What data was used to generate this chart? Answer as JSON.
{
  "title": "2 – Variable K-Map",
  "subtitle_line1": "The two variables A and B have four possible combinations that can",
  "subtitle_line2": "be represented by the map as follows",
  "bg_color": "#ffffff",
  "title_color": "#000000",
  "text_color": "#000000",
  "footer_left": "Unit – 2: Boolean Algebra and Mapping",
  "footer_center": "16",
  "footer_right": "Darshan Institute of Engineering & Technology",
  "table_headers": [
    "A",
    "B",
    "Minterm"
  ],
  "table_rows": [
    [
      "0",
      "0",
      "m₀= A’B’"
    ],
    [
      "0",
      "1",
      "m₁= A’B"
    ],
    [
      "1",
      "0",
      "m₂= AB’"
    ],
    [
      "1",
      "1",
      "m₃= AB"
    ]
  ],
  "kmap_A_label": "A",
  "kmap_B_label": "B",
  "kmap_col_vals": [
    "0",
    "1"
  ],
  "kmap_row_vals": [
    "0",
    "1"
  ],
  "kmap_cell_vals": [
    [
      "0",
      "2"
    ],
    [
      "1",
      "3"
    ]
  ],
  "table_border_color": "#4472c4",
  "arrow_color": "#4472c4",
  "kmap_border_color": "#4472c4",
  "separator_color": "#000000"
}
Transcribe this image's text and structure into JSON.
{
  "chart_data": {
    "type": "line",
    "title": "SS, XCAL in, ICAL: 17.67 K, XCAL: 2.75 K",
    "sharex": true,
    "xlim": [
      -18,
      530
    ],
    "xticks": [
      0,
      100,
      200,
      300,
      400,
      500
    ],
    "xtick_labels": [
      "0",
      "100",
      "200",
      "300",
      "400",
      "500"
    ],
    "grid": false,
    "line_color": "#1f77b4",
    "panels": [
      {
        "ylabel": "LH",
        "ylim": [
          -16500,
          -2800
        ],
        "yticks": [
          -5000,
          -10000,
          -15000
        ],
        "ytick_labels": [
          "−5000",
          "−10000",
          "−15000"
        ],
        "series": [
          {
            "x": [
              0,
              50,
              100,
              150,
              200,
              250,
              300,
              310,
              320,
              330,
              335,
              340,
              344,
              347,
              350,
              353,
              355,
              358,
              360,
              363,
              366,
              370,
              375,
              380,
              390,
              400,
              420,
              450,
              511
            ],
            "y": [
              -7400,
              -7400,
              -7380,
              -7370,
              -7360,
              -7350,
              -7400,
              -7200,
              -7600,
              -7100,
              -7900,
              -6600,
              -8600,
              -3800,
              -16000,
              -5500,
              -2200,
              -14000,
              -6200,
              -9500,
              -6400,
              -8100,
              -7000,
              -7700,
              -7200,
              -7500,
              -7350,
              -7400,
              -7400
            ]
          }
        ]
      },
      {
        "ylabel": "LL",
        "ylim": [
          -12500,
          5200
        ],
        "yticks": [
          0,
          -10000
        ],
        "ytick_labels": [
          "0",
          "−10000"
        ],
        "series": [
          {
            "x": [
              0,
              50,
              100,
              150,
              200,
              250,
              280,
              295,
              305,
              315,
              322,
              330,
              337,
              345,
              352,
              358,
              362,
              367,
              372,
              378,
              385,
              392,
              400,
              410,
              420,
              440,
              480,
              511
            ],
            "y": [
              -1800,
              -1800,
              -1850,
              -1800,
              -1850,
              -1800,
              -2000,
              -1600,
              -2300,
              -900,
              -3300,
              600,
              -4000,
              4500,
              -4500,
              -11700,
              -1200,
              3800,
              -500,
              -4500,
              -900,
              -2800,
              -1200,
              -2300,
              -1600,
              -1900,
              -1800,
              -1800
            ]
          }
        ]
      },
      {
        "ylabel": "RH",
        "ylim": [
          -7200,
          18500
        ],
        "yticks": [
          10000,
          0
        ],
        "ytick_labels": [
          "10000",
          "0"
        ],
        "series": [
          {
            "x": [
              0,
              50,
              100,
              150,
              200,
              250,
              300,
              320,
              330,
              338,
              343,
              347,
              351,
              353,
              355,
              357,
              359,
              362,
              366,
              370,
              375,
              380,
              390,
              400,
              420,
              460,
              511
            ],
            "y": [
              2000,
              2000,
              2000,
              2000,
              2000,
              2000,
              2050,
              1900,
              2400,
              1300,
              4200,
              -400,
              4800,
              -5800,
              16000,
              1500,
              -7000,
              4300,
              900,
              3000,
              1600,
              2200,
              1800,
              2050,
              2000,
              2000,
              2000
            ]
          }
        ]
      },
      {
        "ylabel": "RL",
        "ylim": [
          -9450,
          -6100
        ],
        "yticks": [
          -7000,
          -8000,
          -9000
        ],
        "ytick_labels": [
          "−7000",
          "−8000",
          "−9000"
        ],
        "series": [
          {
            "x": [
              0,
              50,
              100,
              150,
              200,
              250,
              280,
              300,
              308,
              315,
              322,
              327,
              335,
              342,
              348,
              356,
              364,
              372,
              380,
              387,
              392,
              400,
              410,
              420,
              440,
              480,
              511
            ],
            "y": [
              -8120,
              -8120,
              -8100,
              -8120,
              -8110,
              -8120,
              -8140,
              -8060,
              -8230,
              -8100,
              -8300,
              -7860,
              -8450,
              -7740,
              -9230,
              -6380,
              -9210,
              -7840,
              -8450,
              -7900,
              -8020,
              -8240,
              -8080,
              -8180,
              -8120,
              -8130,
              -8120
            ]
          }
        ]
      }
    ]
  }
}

********

Copy each line of the data above without altering a single character.

▸ **EXERCISE RESULT**:
What data was used to generate this chart? Answer as JSON.
{
  "title": "2 – Variable K-Map",
  "subtitle_line1": "The two variables A and B have four possible combinations that can",
  "subtitle_line2": "be represented by the map as follows",
  "bg_color": "#ffffff",
  "title_color": "#000000",
  "text_color": "#000000",
  "footer_left": "Unit – 2: Boolean Algebra and Mapping",
  "footer_center": "16",
  "footer_right": "Darshan Institute of Engineering & Technology",
  "table_headers": [
    "A",
    "B",
    "Minterm"
  ],
  "table_rows": [
    [
      "0",
      "0",
      "m₀= A’B’"
    ],
    [
      "0",
      "1",
      "m₁= A’B"
    ],
    [
      "1",
      "0",
      "m₂= AB’"
    ],
    [
      "1",
      "1",
      "m₃= AB"
    ]
  ],
  "kmap_A_label": "A",
  "kmap_B_label": "B",
  "kmap_col_vals": [
    "0",
    "1"
  ],
  "kmap_row_vals": [
    "0",
    "1"
  ],
  "kmap_cell_vals": [
    [
      "0",
      "2"
    ],
    [
      "1",
      "3"
    ]
  ],
  "table_border_color": "#4472c4",
  "arrow_color": "#4472c4",
  "kmap_border_color": "#4472c4",
  "separator_color": "#000000"
}
Transcribe this image's text and structure into JSON.
{
  "chart_data": {
    "type": "line",
    "title": "SS, XCAL in, ICAL: 17.67 K, XCAL: 2.75 K",
    "sharex": true,
    "xlim": [
      -18,
      530
    ],
    "xticks": [
      0,
      100,
      200,
      300,
      400,
      500
    ],
    "xtick_labels": [
      "0",
      "100",
      "200",
      "300",
      "400",
      "500"
    ],
    "grid": false,
    "line_color": "#1f77b4",
    "panels": [
      {
        "ylabel": "LH",
        "ylim": [
          -16500,
          -2800
        ],
        "yticks": [
          -5000,
          -10000,
          -15000
        ],
        "ytick_labels": [
          "−5000",
          "−10000",
          "−15000"
        ],
        "series": [
          {
            "x": [
              0,
              50,
              100,
              150,
              200,
              250,
              300,
              310,
              320,
              330,
              335,
              340,
              344,
              347,
              350,
              353,
              355,
              358,
              360,
              363,
              366,
              370,
              375,
              380,
              390,
              400,
              420,
              450,
              511
            ],
            "y": [
              -7400,
              -7400,
              -7380,
              -7370,
              -7360,
              -7350,
              -7400,
              -7200,
              -7600,
              -7100,
              -7900,
              -6600,
              -8600,
              -3800,
              -16000,
              -5500,
              -2200,
              -14000,
              -6200,
              -9500,
              -6400,
              -8100,
              -7000,
              -7700,
              -7200,
              -7500,
              -7350,
              -7400,
              -7400
            ]
          }
        ]
      },
      {
        "ylabel": "LL",
        "ylim": [
          -12500,
          5200
        ],
        "yticks": [
          0,
          -10000
        ],
        "ytick_labels": [
          "0",
          "−10000"
        ],
        "series": [
          {
            "x": [
              0,
              50,
              100,
              150,
              200,
              250,
              280,
              295,
              305,
              315,
              322,
              330,
              337,
              345,
              352,
              358,
              362,
              367,
              372,
              378,
              385,
              392,
              400,
              410,
              420,
              440,
              480,
              511
            ],
            "y": [
              -1800,
              -1800,
              -1850,
              -1800,
              -1850,
              -1800,
              -2000,
              -1600,
              -2300,
              -900,
              -3300,
              600,
              -4000,
              4500,
              -4500,
              -11700,
              -1200,
              3800,
              -500,
              -4500,
              -900,
              -2800,
              -1200,
              -2300,
              -1600,
              -1900,
              -1800,
              -1800
            ]
          }
        ]
      },
      {
        "ylabel": "RH",
        "ylim": [
          -7200,
          18500
        ],
        "yticks": [
          10000,
          0
        ],
        "ytick_labels": [
          "10000",
          "0"
        ],
        "series": [
          {
            "x": [
              0,
              50,
              100,
              150,
              200,
              250,
              300,
              320,
              330,
              338,
              343,
              347,
              351,
              353,
              355,
              357,
              359,
              362,
              366,
              370,
              375,
              380,
              390,
              400,
              420,
              460,
              511
            ],
            "y": [
              2000,
              2000,
              2000,
              2000,
              2000,
              2000,
              2050,
              1900,
              2400,
              1300,
              4200,
              -400,
              4800,
              -5800,
              16000,
              1500,
              -7000,
              4300,
              900,
              3000,
              1600,
              2200,
              1800,
              2050,
              2000,
              2000,
              2000
            ]
          }
        ]
      },
      {
        "ylabel": "RL",
        "ylim": [
          -9450,
          -6100
        ],
        "yticks": [
          -7000,
          -8000,
          -9000
        ],
        "ytick_labels": [
          "−7000",
          "−8000",
          "−9000"
        ],
        "series": [
          {
            "x": [
              0,
              50,
              100,
              150,
              200,
              250,
              280,
              300,
              308,
              315,
              322,
              327,
              335,
              342,
              348,
              356,
              364,
              372,
              380,
              387,
              392,
              400,
              410,
              420,
              440,
              480,
              511
            ],
            "y": [
              -8120,
              -8120,
              -8100,
              -8120,
              -8110,
              -8120,
              -8140,
              -8060,
              -8230,
              -8100,
              -8300,
              -7860,
              -8450,
              -7740,
              -9230,
              -6380,
              -9210,
              -7840,
              -8450,
              -7900,
              -8020,
              -8240,
              -8080,
              -8180,
              -8120,
              -8130,
              -8120
            ]
          }
        ]
      }
    ]
  }
}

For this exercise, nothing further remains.